Data rows:
-- START --
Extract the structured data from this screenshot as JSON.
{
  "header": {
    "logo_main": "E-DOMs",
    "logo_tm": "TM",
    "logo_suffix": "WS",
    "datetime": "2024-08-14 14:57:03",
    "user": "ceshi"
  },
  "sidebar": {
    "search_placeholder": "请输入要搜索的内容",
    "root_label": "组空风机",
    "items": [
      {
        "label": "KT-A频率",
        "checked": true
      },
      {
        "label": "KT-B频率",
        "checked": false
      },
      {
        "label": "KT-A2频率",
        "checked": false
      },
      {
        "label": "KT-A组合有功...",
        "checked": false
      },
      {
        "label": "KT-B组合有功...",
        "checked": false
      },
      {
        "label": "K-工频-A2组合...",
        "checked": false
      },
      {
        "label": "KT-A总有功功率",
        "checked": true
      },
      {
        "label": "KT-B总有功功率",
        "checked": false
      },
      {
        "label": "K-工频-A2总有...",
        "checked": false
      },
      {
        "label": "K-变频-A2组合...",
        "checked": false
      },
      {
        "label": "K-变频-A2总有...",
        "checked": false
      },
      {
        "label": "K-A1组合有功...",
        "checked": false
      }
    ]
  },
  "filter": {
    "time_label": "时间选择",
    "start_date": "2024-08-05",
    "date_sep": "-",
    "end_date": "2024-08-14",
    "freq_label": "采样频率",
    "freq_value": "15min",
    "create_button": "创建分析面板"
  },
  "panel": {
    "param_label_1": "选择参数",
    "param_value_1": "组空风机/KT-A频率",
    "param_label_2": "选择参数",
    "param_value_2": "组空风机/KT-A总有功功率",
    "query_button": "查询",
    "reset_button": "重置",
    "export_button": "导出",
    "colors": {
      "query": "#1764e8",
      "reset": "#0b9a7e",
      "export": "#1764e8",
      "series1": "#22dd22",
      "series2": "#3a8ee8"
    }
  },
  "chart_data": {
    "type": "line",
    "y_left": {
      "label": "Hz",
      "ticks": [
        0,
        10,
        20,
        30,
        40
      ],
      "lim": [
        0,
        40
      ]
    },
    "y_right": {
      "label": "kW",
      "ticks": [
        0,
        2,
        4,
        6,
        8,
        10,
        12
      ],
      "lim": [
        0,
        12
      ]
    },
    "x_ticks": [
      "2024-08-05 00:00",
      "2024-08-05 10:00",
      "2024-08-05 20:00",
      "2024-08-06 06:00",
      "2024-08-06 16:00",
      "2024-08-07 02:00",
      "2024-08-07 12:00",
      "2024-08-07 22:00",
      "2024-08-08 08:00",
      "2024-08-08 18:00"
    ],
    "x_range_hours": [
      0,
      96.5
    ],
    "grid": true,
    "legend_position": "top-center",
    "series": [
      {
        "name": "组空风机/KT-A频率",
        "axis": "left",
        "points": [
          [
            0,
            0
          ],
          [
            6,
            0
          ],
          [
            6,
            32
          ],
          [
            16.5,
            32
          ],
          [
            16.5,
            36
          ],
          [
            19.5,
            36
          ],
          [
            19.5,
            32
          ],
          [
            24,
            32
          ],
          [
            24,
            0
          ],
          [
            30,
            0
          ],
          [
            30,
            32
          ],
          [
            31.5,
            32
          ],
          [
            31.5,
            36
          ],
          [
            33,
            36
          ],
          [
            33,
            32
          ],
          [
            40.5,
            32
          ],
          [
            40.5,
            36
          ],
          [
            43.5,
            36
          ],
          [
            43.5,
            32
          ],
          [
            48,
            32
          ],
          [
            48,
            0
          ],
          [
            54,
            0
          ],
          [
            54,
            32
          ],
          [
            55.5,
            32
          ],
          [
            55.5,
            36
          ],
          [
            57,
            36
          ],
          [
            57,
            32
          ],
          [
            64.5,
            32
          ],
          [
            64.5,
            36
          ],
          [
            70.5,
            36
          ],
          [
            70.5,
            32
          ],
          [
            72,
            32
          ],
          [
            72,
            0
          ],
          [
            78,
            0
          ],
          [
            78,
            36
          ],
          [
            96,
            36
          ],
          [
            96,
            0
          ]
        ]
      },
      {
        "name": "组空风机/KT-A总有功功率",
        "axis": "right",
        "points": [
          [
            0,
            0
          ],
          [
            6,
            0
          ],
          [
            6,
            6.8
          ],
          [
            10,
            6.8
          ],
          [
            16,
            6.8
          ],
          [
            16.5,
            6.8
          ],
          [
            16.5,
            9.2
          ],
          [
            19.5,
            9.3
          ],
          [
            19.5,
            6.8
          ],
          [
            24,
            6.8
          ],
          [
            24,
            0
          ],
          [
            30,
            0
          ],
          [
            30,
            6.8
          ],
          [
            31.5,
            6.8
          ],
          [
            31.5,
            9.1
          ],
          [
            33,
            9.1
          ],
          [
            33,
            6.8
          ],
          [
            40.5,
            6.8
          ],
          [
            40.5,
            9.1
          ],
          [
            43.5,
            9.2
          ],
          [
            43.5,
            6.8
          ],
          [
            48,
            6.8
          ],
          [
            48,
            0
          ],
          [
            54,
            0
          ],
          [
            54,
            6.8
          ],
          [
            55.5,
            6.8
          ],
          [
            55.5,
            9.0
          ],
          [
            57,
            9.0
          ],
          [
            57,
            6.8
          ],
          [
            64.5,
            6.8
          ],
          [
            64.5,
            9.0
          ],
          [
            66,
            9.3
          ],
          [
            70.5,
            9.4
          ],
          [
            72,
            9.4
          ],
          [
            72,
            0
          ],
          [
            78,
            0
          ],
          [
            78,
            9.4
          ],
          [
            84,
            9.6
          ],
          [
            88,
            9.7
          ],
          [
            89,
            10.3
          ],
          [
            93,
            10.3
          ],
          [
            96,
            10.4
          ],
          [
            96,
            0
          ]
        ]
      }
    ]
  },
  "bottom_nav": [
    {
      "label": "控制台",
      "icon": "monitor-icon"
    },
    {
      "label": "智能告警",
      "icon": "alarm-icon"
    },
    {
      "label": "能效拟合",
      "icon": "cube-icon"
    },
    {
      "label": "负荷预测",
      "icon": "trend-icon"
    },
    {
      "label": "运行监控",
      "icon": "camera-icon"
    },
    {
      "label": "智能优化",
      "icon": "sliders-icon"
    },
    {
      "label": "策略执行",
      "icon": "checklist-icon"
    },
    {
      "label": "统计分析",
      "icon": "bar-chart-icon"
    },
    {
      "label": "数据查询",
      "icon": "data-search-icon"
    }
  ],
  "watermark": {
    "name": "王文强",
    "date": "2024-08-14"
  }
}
-- END --
Extract each entry in full and write it down exactly.

Expected answer:
Extract the structured data from this screenshot as JSON.
{
  "header": {
    "logo_main": "E-DOMs",
    "logo_tm": "TM",
    "logo_suffix": "WS",
    "datetime": "2024-08-14 14:57:03",
    "user": "ceshi"
  },
  "sidebar": {
    "search_placeholder": "请输入要搜索的内容",
    "root_label": "组空风机",
    "items": [
      {
        "label": "KT-A频率",
        "checked": true
      },
      {
        "label": "KT-B频率",
        "checked": false
      },
      {
        "label": "KT-A2频率",
        "checked": false
      },
      {
        "label": "KT-A组合有功...",
        "checked": false
      },
      {
        "label": "KT-B组合有功...",
        "checked": false
      },
      {
        "label": "K-工频-A2组合...",
        "checked": false
      },
      {
        "label": "KT-A总有功功率",
        "checked": true
      },
      {
        "label": "KT-B总有功功率",
        "checked": false
      },
      {
        "label": "K-工频-A2总有...",
        "checked": false
      },
      {
        "label": "K-变频-A2组合...",
        "checked": false
      },
      {
        "label": "K-变频-A2总有...",
        "checked": false
      },
      {
        "label": "K-A1组合有功...",
        "checked": false
      }
    ]
  },
  "filter": {
    "time_label": "时间选择",
    "start_date": "2024-08-05",
    "date_sep": "-",
    "end_date": "2024-08-14",
    "freq_label": "采样频率",
    "freq_value": "15min",
    "create_button": "创建分析面板"
  },
  "panel": {
    "param_label_1": "选择参数",
    "param_value_1": "组空风机/KT-A频率",
    "param_label_2": "选择参数",
    "param_value_2": "组空风机/KT-A总有功功率",
    "query_button": "查询",
    "reset_button": "重置",
    "export_button": "导出",
    "colors": {
      "query": "#1764e8",
      "reset": "#0b9a7e",
      "export": "#1764e8",
      "series1": "#22dd22",
      "series2": "#3a8ee8"
    }
  },
  "chart_data": {
    "type": "line",
    "y_left": {
      "label": "Hz",
      "ticks": [
        0,
        10,
        20,
        30,
        40
      ],
      "lim": [
        0,
        40
      ]
    },
    "y_right": {
      "label": "kW",
      "ticks": [
        0,
        2,
        4,
        6,
        8,
        10,
        12
      ],
      "lim": [
        0,
        12
      ]
    },
    "x_ticks": [
      "2024-08-05 00:00",
      "2024-08-05 10:00",
      "2024-08-05 20:00",
      "2024-08-06 06:00",
      "2024-08-06 16:00",
      "2024-08-07 02:00",
      "2024-08-07 12:00",
      "2024-08-07 22:00",
      "2024-08-08 08:00",
      "2024-08-08 18:00"
    ],
    "x_range_hours": [
      0,
      96.5
    ],
    "grid": true,
    "legend_position": "top-center",
    "series": [
      {
        "name": "组空风机/KT-A频率",
        "axis": "left",
        "points": [
          [
            0,
            0
          ],
          [
            6,
            0
          ],
          [
            6,
            32
          ],
          [
            16.5,
            32
          ],
          [
            16.5,
            36
          ],
          [
            19.5,
            36
          ],
          [
            19.5,
            32
          ],
          [
            24,
            32
          ],
          [
            24,
            0
          ],
          [
            30,
            0
          ],
          [
            30,
            32
          ],
          [
            31.5,
            32
          ],
          [
            31.5,
            36
          ],
          [
            33,
            36
          ],
          [
            33,
            32
          ],
          [
            40.5,
            32
          ],
          [
            40.5,
            36
          ],
          [
            43.5,
            36
          ],
          [
            43.5,
            32
          ],
          [
            48,
            32
          ],
          [
            48,
            0
          ],
          [
            54,
            0
          ],
          [
            54,
            32
          ],
          [
            55.5,
            32
          ],
          [
            55.5,
            36
          ],
          [
            57,
            36
          ],
          [
            57,
            32
          ],
          [
            64.5,
            32
          ],
          [
            64.5,
            36
          ],
          [
            70.5,
            36
          ],
          [
            70.5,
            32
          ],
          [
            72,
            32
          ],
          [
            72,
            0
          ],
          [
            78,
            0
          ],
          [
            78,
            36
          ],
          [
            96,
            36
          ],
          [
            96,
            0
          ]
        ]
      },
      {
        "name": "组空风机/KT-A总有功功率",
        "axis": "right",
        "points": [
          [
            0,
            0
          ],
          [
            6,
            0
          ],
          [
            6,
            6.8
          ],
          [
            10,
            6.8
          ],
          [
            16,
            6.8
          ],
          [
            16.5,
            6.8
          ],
          [
            16.5,
            9.2
          ],
          [
            19.5,
            9.3
          ],
          [
            19.5,
            6.8
          ],
          [
            24,
            6.8
          ],
          [
            24,
            0
          ],
          [
            30,
            0
          ],
          [
            30,
            6.8
          ],
          [
            31.5,
            6.8
          ],
          [
            31.5,
            9.1
          ],
          [
            33,
            9.1
          ],
          [
            33,
            6.8
          ],
          [
            40.5,
            6.8
          ],
          [
            40.5,
            9.1
          ],
          [
            43.5,
            9.2
          ],
          [
            43.5,
            6.8
          ],
          [
            48,
            6.8
          ],
          [
            48,
            0
          ],
          [
            54,
            0
          ],
          [
            54,
            6.8
          ],
          [
            55.5,
            6.8
          ],
          [
            55.5,
            9.0
          ],
          [
            57,
            9.0
          ],
          [
            57,
            6.8
          ],
          [
            64.5,
            6.8
          ],
          [
            64.5,
            9.0
          ],
          [
            66,
            9.3
          ],
          [
            70.5,
            9.4
          ],
          [
            72,
            9.4
          ],
          [
            72,
            0
          ],
          [
            78,
            0
          ],
          [
            78,
            9.4
          ],
          [
            84,
            9.6
          ],
          [
            88,
            9.7
          ],
          [
            89,
            10.3
          ],
          [
            93,
            10.3
          ],
          [
            96,
            10.4
          ],
          [
            96,
            0
          ]
        ]
      }
    ]
  },
  "bottom_nav": [
    {
      "label": "控制台",
      "icon": "monitor-icon"
    },
    {
      "label": "智能告警",
      "icon": "alarm-icon"
    },
    {
      "label": "能效拟合",
      "icon": "cube-icon"
    },
    {
      "label": "负荷预测",
      "icon": "trend-icon"
    },
    {
      "label": "运行监控",
      "icon": "camera-icon"
    },
    {
      "label": "智能优化",
      "icon": "sliders-icon"
    },
    {
      "label": "策略执行",
      "icon": "checklist-icon"
    },
    {
      "label": "统计分析",
      "icon": "bar-chart-icon"
    },
    {
      "label": "数据查询",
      "icon": "data-search-icon"
    }
  ],
  "watermark": {
    "name": "王文强",
    "date": "2024-08-14"
  }
}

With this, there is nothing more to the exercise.